What to do: Give every line from the entries that contains "true".

Stored records:
···
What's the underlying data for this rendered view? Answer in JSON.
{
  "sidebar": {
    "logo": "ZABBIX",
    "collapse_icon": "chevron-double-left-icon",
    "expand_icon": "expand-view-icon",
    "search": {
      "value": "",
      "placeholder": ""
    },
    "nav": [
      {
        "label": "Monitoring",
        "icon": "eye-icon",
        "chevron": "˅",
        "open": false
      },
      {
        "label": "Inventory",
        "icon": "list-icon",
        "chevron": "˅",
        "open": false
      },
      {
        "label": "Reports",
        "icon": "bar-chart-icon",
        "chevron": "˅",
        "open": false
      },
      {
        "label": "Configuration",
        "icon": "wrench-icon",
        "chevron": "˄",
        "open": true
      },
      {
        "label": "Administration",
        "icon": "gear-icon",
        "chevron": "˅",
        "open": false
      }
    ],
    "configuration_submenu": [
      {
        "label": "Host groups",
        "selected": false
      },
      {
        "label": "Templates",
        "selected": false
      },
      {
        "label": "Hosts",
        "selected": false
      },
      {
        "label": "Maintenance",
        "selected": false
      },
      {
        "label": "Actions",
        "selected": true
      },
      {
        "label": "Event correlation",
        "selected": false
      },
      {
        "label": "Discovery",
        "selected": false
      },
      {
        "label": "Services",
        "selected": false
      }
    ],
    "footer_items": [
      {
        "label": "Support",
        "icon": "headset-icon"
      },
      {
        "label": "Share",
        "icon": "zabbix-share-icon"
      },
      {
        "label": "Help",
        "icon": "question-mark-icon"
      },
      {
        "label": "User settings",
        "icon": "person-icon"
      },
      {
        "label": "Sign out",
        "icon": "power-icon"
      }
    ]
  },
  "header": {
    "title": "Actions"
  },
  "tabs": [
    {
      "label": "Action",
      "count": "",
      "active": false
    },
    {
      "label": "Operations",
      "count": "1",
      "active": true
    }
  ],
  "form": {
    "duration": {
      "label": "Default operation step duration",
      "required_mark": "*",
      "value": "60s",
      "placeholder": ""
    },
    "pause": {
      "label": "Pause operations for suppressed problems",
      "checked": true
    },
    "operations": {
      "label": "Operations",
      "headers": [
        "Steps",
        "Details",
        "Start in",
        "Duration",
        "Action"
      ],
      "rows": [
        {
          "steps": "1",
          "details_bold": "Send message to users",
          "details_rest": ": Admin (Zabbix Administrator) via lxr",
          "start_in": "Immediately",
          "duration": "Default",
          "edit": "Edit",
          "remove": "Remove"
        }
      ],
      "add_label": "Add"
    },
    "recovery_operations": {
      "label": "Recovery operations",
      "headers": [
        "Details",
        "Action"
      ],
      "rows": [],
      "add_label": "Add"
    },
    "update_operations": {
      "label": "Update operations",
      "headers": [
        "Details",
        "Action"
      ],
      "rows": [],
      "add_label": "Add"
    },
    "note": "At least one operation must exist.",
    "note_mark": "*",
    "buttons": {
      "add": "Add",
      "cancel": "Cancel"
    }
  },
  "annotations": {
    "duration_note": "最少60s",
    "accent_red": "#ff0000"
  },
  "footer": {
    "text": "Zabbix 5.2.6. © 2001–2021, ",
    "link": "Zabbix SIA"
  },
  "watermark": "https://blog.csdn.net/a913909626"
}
···
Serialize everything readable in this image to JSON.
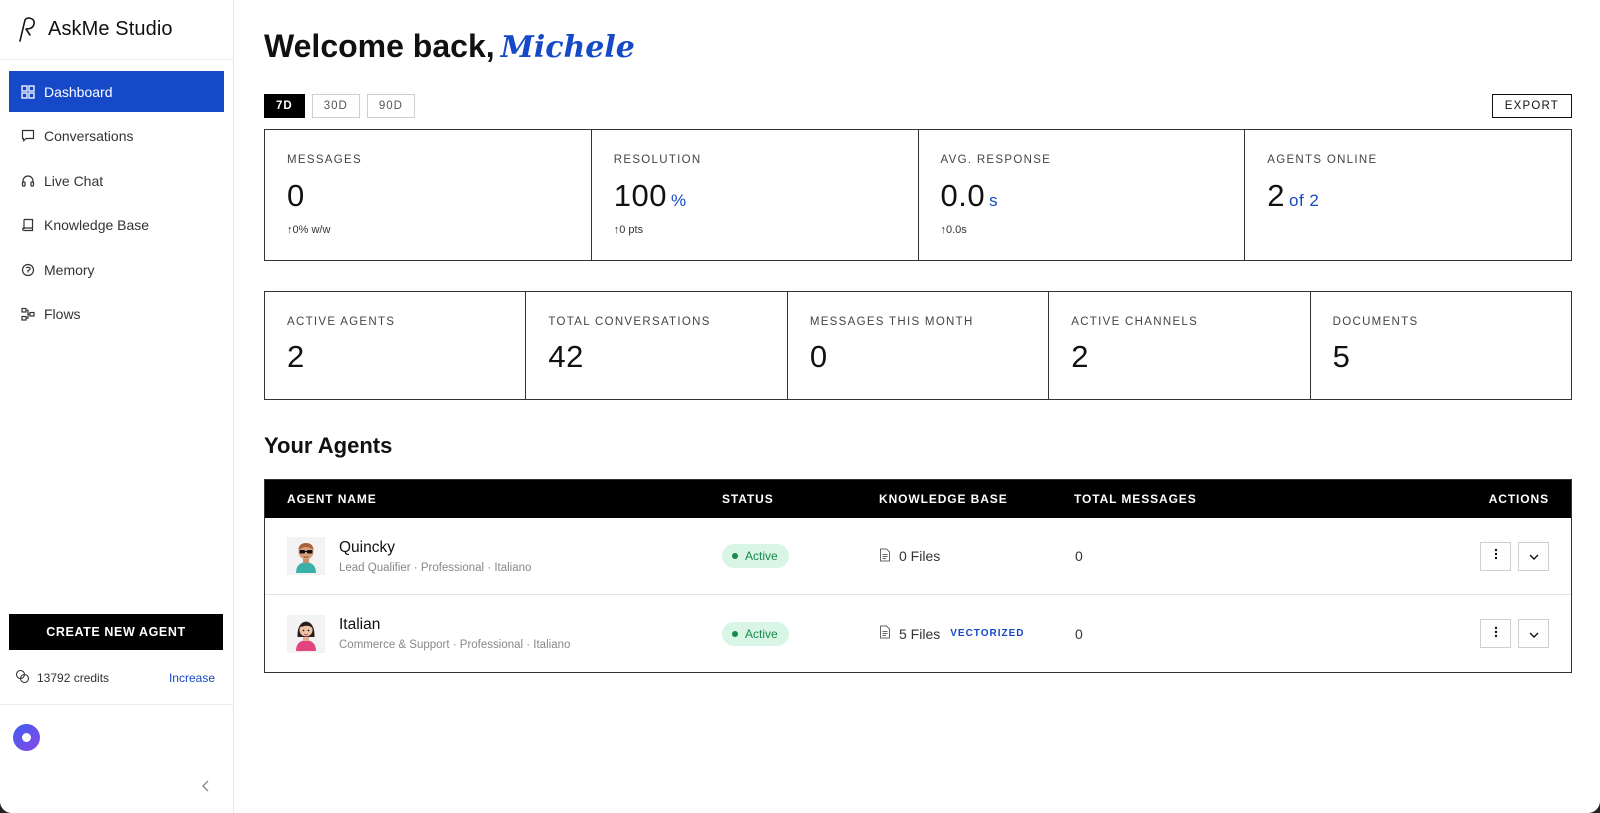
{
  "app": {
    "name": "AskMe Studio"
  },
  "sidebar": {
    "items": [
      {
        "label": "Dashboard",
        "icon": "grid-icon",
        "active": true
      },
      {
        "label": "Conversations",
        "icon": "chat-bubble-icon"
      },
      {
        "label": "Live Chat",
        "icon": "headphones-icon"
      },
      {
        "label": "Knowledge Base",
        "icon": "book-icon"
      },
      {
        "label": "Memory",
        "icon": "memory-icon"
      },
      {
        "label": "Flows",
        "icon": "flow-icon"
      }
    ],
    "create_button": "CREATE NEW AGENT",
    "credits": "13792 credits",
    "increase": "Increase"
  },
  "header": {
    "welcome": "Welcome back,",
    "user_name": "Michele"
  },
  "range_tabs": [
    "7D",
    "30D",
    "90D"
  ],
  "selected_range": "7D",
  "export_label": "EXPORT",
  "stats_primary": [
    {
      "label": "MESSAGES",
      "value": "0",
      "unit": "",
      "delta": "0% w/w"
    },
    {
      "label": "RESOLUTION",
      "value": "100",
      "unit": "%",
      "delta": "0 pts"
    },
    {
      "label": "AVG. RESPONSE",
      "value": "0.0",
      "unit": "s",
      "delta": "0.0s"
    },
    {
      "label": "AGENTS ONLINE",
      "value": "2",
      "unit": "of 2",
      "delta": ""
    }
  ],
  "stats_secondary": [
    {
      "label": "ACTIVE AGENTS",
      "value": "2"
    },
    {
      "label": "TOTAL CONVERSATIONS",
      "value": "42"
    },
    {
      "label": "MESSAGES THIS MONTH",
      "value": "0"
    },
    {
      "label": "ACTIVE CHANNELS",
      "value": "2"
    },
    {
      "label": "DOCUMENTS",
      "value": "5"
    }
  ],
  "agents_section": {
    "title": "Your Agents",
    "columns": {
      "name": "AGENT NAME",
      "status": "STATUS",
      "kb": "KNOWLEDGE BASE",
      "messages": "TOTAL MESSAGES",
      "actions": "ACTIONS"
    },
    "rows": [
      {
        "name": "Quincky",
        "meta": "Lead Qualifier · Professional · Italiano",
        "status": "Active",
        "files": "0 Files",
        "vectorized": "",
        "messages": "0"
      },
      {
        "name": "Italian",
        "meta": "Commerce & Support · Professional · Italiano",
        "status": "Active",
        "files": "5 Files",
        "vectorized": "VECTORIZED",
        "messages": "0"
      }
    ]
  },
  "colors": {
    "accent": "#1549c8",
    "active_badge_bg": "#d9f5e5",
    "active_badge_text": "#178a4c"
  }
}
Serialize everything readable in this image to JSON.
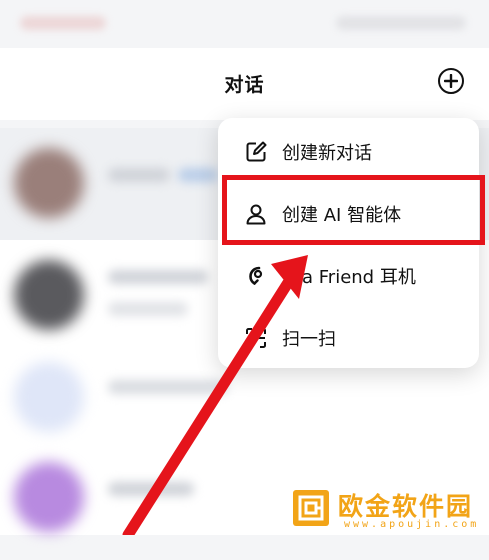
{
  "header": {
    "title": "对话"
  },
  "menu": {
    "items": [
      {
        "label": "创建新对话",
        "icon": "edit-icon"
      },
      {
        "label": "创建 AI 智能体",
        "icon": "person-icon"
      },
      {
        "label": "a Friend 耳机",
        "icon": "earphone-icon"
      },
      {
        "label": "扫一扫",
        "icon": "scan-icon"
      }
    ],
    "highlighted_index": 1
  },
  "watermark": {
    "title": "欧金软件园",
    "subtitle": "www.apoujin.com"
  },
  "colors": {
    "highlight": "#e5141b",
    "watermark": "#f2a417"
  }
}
···
Response below:
        "open": true
        "selected": true
      "active": true
      "checked": true
        "active": true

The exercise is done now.